**EXCERPT**

There is something holy about working in soil.
Maybe it is the connection between our bodies and the soil. Scripture tells us that this tie is more than intimate. We are made from earth, it says. We are of the same stuff. So when we work in the soil and get it under our nails and all over our clothes, there is good reason that we recognize the link. It’s not imaginary, it’s really there. When we tend the garden, we are tending to another part of ourselves and when we grow food for the sake of others we are loving them as God loves us – creating for them, providing for them, for our neighbors, our brothers and sisters.
Somedays that is more evident than others. This past Wednesday was one of them and I did not even get dirty. In fact, I only turned a few shovels myself. But the lesson was more than evident when I came back at the end of the day and walked down to the Neighbors’ Garden to look at what had been accomplished. Row upon contoured row had been formed. Step paths had been dug. And thousands of seeds were down in those rows and waiting to grow. Snap peas were in. Beets and turnips and radishes were in. Carrots were in. Spinach and arugula and collards were all in. A lot of people are going to eat well from that garden. But there was something more, too, and it only slowly came to me.

Region annotation records:
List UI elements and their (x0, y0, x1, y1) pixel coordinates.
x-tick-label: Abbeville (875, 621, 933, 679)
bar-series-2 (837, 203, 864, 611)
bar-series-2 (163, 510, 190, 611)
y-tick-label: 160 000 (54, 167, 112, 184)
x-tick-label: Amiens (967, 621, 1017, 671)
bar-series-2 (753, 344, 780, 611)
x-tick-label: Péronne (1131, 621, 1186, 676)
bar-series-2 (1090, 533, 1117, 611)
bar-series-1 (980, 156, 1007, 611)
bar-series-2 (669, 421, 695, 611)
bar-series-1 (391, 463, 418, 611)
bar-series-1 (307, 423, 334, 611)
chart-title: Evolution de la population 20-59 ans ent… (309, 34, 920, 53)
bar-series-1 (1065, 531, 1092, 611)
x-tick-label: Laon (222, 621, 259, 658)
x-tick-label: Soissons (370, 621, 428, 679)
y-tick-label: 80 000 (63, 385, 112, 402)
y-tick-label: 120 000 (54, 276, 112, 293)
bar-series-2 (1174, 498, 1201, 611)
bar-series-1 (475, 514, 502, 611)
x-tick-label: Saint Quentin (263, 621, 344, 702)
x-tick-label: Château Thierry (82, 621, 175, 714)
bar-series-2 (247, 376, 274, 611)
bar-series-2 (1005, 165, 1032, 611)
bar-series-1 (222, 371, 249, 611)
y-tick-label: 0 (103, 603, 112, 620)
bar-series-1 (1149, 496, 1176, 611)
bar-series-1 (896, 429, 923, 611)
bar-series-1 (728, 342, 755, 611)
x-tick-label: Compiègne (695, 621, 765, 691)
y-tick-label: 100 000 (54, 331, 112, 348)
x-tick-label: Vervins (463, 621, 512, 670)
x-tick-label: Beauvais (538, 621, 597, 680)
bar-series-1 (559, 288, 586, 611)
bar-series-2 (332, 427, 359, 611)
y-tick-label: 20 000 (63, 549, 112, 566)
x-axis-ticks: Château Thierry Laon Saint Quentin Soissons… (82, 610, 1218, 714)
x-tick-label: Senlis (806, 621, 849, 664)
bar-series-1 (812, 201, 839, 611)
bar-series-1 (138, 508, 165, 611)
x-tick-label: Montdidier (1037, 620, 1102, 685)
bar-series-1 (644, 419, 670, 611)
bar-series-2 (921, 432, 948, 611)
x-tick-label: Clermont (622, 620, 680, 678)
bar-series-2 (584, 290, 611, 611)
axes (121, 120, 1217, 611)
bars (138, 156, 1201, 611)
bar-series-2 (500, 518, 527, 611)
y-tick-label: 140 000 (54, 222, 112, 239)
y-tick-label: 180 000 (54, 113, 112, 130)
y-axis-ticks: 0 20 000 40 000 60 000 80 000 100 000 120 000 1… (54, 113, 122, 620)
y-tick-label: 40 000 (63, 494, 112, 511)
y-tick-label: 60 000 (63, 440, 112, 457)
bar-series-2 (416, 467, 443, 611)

**SET TASKS**
1. Rewrite the soil reflection between "Somedays that is" and "came to me.", inclusive, replacing "Snap peas" with "Green beans".
2. In the soil reflection, on which day did the writer walk down to the Neighbors’ Garden to see what had been accomplished?
The listing plays no part in what comes next.

**EXPECTED RESULTS**
1.
Somedays that is more evident than others. This past Wednesday was one of them and I did not even get dirty. In fact, I only turned a few shovels myself. But the lesson was more than evident when I came back at the end of the day and walked down to the Neighbors’ Garden to look at what had been accomplished. Row upon contoured row had been formed. Step paths had been dug. And thousands of seeds were down in those rows and waiting to grow. Green beans were in. Beets and turnips and radishes were in. Carrots were in. Spinach and arugula and collards were all in. A lot of people are going to eat well from that garden. But there was something more, too, and it only slowly came to me.

2. This past Wednesday.